Aim of the exercise
Gather from the listing below each line that includes the word "color", and copy it.

Dataset records
+ + + + + + +

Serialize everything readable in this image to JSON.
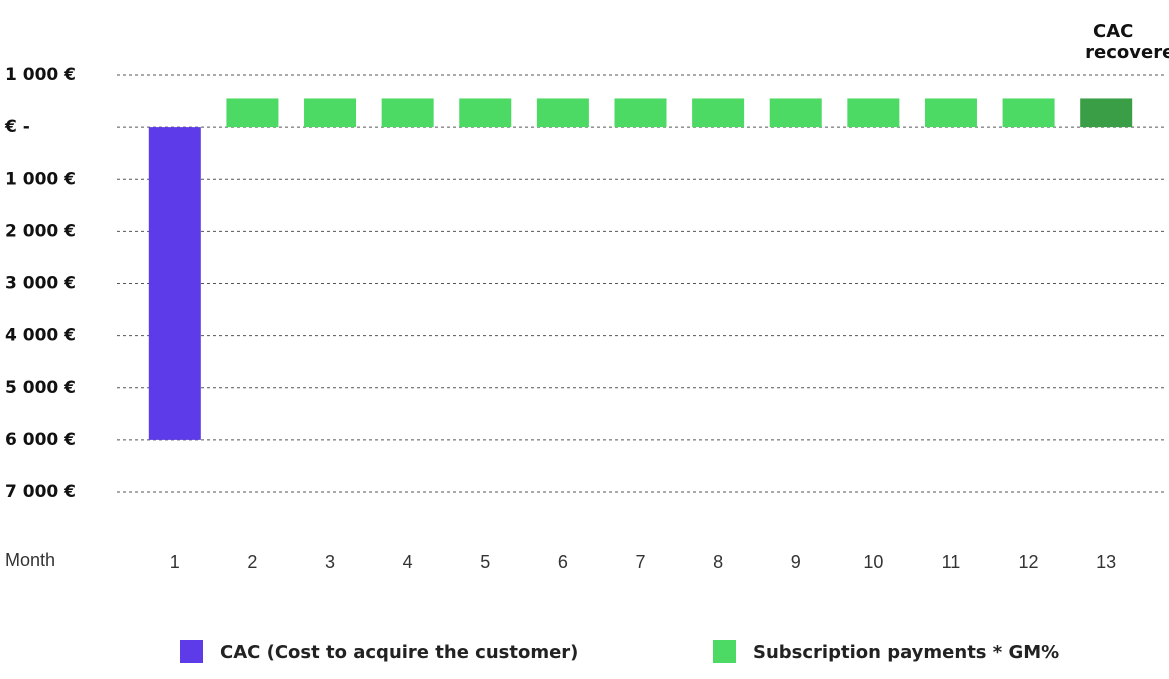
{
  "chart_data": {
    "type": "bar",
    "x_label": "Month",
    "categories": [
      "1",
      "2",
      "3",
      "4",
      "5",
      "6",
      "7",
      "8",
      "9",
      "10",
      "11",
      "12",
      "13"
    ],
    "series": [
      {
        "name": "CAC (Cost to acquire the customer)",
        "color": "#5e3be9",
        "values": [
          -6000,
          null,
          null,
          null,
          null,
          null,
          null,
          null,
          null,
          null,
          null,
          null,
          null
        ]
      },
      {
        "name": "Subscription payments * GM%",
        "color": "#4cd964",
        "values": [
          null,
          550,
          550,
          550,
          550,
          550,
          550,
          550,
          550,
          550,
          550,
          550,
          550
        ]
      }
    ],
    "annotation": {
      "lines": [
        "CAC",
        "recovered"
      ],
      "category": "13",
      "color": "#3a9e47"
    },
    "ylim": [
      -7000,
      1000
    ],
    "yticks": [
      {
        "value": 1000,
        "label": "1 000 €"
      },
      {
        "value": 0,
        "label": "€ -"
      },
      {
        "value": -1000,
        "label": "1 000 €"
      },
      {
        "value": -2000,
        "label": "2 000 €"
      },
      {
        "value": -3000,
        "label": "3 000 €"
      },
      {
        "value": -4000,
        "label": "4 000 €"
      },
      {
        "value": -5000,
        "label": "5 000 €"
      },
      {
        "value": -6000,
        "label": "6 000 €"
      },
      {
        "value": -7000,
        "label": "7 000 €"
      }
    ],
    "grid": true,
    "legend": "bottom"
  }
}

+ + + + + + +

Answer to this exercise
        "color": "#5e3be9",
        "color": "#4cd964",
      "color": "#3a9e47"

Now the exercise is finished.